→ **Exercise aim**
Copy all lines that contain the word "财政拨款收入".

** BEGIN Dataset extract **

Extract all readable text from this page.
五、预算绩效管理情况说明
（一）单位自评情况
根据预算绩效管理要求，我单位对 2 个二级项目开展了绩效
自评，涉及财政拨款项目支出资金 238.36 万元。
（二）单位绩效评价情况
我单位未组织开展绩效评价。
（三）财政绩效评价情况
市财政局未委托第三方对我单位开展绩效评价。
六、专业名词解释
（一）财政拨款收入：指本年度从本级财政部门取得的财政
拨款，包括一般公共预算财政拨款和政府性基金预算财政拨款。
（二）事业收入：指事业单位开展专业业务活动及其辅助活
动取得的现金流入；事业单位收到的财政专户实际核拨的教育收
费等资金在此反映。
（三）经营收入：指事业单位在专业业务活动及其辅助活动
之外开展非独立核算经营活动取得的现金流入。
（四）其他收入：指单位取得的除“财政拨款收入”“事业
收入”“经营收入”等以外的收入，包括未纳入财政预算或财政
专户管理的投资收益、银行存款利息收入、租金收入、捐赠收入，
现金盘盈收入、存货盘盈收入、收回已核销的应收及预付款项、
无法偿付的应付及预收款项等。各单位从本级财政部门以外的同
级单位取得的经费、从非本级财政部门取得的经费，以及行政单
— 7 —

** END Dataset extract **

→ **Worked answer**
（一）财政拨款收入：指本年度从本级财政部门取得的财政
（四）其他收入：指单位取得的除“财政拨款收入”“事业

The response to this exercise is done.